• LISTED RECORDS

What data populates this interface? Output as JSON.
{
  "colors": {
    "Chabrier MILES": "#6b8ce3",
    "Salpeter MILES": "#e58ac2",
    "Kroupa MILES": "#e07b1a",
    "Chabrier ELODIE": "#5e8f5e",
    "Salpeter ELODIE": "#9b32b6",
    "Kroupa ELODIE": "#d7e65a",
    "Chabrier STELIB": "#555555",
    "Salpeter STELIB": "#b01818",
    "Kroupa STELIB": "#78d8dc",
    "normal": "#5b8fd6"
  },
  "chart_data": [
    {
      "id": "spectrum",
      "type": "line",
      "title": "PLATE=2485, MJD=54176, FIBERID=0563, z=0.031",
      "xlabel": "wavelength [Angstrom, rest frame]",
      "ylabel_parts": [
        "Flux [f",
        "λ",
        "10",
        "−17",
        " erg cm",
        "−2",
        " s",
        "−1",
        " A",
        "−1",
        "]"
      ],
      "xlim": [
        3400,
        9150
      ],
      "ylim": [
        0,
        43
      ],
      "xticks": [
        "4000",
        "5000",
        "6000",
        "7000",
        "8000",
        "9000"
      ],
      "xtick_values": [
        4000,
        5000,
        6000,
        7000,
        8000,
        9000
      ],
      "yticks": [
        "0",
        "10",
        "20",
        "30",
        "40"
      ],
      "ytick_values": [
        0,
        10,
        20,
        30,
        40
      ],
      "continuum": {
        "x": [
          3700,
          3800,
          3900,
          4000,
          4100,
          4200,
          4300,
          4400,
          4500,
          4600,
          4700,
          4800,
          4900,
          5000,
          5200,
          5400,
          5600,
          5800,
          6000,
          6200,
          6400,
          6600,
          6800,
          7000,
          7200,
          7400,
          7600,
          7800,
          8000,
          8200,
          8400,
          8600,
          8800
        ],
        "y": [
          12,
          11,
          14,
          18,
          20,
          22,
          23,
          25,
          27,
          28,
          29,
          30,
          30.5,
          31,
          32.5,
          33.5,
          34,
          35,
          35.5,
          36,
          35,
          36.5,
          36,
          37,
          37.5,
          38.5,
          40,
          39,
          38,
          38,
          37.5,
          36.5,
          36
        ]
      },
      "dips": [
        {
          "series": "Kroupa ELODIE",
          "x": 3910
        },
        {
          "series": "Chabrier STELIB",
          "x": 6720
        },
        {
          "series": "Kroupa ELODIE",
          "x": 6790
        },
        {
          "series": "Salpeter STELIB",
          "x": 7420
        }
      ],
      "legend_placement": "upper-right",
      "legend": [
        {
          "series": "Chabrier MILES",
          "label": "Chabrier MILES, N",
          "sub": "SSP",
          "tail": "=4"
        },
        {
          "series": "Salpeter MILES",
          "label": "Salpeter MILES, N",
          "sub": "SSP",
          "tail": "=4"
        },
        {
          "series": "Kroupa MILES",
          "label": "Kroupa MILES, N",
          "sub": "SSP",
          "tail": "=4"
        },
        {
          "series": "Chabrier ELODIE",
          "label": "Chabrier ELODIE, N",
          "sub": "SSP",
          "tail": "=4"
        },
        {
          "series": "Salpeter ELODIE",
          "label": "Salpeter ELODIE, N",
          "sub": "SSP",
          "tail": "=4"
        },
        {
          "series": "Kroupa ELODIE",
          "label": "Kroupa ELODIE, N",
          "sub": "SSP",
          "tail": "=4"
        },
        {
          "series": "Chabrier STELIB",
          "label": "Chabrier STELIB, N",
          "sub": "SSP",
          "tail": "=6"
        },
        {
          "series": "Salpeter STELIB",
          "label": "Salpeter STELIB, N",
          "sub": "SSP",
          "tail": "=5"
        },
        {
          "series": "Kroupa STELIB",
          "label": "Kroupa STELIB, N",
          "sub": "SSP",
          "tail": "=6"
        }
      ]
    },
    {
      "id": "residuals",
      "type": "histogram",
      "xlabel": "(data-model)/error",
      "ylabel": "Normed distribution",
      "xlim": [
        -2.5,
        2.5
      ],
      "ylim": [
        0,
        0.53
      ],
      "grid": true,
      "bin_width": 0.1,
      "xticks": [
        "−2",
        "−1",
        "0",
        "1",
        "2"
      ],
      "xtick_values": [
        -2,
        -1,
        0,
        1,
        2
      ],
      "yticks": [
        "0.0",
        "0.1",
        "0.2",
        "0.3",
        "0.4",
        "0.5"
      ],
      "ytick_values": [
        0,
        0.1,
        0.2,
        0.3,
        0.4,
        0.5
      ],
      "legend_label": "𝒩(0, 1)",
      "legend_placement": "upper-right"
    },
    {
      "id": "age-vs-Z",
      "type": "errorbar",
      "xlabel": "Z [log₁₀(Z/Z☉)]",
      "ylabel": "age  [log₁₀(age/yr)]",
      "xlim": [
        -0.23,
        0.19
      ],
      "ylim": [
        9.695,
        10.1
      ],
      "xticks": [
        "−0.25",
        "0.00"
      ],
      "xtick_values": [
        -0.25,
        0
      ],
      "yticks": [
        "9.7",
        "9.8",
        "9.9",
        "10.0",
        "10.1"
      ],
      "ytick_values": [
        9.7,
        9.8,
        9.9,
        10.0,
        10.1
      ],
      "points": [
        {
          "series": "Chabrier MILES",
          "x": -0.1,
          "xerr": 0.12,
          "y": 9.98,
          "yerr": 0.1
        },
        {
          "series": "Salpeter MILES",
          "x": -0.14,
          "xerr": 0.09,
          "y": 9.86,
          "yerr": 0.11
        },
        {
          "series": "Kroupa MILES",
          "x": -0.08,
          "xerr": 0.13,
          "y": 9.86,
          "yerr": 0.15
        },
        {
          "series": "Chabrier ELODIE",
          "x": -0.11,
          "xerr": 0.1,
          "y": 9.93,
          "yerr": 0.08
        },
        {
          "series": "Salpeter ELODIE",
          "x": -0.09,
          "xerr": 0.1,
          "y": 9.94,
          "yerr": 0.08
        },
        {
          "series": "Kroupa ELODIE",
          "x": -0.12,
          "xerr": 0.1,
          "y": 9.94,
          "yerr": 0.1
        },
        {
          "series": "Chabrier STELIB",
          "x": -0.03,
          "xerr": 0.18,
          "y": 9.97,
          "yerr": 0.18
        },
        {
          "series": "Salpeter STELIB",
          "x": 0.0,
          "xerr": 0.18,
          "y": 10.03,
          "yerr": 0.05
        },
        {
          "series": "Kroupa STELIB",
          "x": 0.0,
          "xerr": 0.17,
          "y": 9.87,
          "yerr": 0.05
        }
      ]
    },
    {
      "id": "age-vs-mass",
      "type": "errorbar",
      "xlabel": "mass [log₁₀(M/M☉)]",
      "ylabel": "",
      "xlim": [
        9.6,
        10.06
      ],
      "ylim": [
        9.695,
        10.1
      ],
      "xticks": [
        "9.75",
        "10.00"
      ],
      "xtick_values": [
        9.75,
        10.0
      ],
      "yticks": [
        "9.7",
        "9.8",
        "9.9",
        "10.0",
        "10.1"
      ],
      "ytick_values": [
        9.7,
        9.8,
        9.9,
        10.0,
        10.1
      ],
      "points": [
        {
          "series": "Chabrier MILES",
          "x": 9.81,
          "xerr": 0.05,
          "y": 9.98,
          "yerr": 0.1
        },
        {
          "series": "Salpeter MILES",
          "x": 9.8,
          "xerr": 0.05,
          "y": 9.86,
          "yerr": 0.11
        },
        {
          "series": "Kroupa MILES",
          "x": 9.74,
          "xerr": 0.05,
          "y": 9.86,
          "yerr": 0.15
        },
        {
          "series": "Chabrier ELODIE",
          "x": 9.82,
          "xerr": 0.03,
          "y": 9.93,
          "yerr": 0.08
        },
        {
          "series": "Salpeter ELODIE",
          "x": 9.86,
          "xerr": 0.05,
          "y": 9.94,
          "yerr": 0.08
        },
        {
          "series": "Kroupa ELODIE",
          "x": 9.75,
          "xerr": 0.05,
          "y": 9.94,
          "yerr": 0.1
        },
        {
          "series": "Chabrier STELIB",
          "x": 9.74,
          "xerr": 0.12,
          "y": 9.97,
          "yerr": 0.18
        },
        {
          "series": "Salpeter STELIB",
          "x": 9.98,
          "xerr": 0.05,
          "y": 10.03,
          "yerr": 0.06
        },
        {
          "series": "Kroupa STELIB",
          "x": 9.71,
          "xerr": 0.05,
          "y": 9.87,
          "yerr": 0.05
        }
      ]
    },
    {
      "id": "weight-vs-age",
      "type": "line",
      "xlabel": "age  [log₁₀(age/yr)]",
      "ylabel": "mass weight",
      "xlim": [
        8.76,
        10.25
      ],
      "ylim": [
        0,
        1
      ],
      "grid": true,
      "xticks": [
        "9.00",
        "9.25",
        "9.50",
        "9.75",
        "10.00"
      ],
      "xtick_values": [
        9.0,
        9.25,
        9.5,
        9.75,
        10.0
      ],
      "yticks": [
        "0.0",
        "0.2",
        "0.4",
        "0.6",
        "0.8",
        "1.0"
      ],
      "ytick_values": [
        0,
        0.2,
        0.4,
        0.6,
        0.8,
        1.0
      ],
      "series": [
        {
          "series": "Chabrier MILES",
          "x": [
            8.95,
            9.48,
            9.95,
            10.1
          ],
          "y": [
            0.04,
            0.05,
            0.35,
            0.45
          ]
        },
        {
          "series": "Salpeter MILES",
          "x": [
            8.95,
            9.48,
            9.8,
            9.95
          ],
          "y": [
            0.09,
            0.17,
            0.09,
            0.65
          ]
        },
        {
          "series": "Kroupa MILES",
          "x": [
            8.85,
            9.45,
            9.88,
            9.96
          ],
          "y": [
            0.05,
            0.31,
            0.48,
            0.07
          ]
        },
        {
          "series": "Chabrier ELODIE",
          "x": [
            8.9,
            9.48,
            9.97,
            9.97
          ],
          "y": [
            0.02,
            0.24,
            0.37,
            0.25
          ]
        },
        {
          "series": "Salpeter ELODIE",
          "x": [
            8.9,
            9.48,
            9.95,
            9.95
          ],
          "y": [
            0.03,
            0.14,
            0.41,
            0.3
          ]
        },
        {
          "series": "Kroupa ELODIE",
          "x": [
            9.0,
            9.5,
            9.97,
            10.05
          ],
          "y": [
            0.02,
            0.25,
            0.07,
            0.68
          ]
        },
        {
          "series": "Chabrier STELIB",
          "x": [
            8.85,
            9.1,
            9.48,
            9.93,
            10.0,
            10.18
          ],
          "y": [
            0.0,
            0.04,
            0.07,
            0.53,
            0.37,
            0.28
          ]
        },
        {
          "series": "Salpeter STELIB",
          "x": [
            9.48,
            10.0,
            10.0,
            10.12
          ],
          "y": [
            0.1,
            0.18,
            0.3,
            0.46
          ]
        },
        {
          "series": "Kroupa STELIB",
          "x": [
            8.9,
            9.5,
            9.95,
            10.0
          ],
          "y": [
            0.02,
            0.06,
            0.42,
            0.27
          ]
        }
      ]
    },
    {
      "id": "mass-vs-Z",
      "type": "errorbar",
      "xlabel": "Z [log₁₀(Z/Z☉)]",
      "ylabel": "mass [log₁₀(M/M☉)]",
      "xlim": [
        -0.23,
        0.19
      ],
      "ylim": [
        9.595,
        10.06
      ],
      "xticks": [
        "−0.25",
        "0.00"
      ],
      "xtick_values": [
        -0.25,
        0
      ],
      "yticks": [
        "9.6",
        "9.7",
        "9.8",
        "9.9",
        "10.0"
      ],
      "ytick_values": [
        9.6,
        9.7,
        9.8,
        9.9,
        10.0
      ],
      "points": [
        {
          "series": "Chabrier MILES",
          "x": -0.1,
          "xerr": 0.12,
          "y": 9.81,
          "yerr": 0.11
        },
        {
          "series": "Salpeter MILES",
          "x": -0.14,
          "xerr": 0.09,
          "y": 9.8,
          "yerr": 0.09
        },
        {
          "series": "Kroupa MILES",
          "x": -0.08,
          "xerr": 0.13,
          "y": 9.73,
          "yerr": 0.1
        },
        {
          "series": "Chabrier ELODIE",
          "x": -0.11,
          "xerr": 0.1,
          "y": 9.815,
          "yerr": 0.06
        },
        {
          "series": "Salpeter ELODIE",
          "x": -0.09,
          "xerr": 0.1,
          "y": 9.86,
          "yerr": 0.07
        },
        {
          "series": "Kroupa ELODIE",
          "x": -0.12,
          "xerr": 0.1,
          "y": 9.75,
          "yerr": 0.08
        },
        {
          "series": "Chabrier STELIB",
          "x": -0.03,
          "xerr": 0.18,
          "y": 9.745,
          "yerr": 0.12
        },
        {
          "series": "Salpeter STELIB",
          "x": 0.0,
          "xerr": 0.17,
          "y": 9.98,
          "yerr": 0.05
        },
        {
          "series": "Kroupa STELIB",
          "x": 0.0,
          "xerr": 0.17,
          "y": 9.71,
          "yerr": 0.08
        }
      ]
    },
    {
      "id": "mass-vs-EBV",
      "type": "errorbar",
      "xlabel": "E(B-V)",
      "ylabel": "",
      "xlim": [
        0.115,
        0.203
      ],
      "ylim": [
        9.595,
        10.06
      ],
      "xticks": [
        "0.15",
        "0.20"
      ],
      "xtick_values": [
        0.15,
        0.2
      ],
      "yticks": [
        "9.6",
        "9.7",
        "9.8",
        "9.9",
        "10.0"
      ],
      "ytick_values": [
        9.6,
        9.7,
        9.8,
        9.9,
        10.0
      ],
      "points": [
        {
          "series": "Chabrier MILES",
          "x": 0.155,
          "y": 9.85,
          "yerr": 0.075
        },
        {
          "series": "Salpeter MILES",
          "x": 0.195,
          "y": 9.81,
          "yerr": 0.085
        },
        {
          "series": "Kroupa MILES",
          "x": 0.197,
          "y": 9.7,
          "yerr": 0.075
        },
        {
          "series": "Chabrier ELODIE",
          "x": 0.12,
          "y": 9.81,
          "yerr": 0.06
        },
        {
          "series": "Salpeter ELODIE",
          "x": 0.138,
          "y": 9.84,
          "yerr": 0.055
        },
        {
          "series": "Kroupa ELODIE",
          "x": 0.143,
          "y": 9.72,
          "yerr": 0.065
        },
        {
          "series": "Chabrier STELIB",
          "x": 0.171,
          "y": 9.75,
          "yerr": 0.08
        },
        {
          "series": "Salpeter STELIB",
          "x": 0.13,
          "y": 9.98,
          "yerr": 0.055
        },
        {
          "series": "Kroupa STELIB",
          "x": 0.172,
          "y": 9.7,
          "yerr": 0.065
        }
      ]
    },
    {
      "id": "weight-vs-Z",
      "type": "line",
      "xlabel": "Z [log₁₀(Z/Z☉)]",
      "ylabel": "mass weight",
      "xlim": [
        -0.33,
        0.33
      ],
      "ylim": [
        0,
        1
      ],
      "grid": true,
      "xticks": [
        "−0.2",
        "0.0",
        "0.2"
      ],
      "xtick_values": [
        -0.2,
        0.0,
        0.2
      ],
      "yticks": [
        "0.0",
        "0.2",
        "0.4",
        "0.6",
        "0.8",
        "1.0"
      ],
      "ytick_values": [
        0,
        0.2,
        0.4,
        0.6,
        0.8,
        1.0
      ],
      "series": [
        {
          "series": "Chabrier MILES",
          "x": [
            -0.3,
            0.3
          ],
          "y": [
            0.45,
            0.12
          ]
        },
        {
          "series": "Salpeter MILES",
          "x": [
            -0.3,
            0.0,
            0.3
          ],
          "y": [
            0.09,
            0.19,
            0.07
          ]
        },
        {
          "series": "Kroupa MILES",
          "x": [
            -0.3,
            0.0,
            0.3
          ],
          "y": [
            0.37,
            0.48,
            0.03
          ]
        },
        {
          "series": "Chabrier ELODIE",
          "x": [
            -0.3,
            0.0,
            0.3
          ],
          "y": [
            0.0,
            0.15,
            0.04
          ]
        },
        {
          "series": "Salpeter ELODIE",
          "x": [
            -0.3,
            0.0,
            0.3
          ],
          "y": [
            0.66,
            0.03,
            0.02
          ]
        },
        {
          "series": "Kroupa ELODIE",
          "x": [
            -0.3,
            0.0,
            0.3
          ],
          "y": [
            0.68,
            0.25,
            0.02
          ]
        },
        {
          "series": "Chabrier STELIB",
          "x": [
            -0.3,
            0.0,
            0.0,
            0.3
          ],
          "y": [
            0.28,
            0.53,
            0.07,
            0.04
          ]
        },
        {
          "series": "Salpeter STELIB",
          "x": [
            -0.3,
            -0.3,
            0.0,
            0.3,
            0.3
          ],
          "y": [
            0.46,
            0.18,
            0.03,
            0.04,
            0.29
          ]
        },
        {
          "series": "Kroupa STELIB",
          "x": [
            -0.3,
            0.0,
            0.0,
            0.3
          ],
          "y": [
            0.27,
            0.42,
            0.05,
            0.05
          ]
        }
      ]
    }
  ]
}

• WHAT NEEDS TO BE DONE
Scan the material above. Extract every line in which the word "xlabel" occurs.

• ANSWER FOR THE TASK
      "xlabel": "wavelength [Angstrom, rest frame]",
      "xlabel": "(data-model)/error",
      "xlabel": "Z [log₁₀(Z/Z☉)]",
      "xlabel": "mass [log₁₀(M/M☉)]",
      "xlabel": "age  [log₁₀(age/yr)]",
      "xlabel": "Z [log₁₀(Z/Z☉)]",
      "xlabel": "E(B-V)",
      "xlabel": "Z [log₁₀(Z/Z☉)]",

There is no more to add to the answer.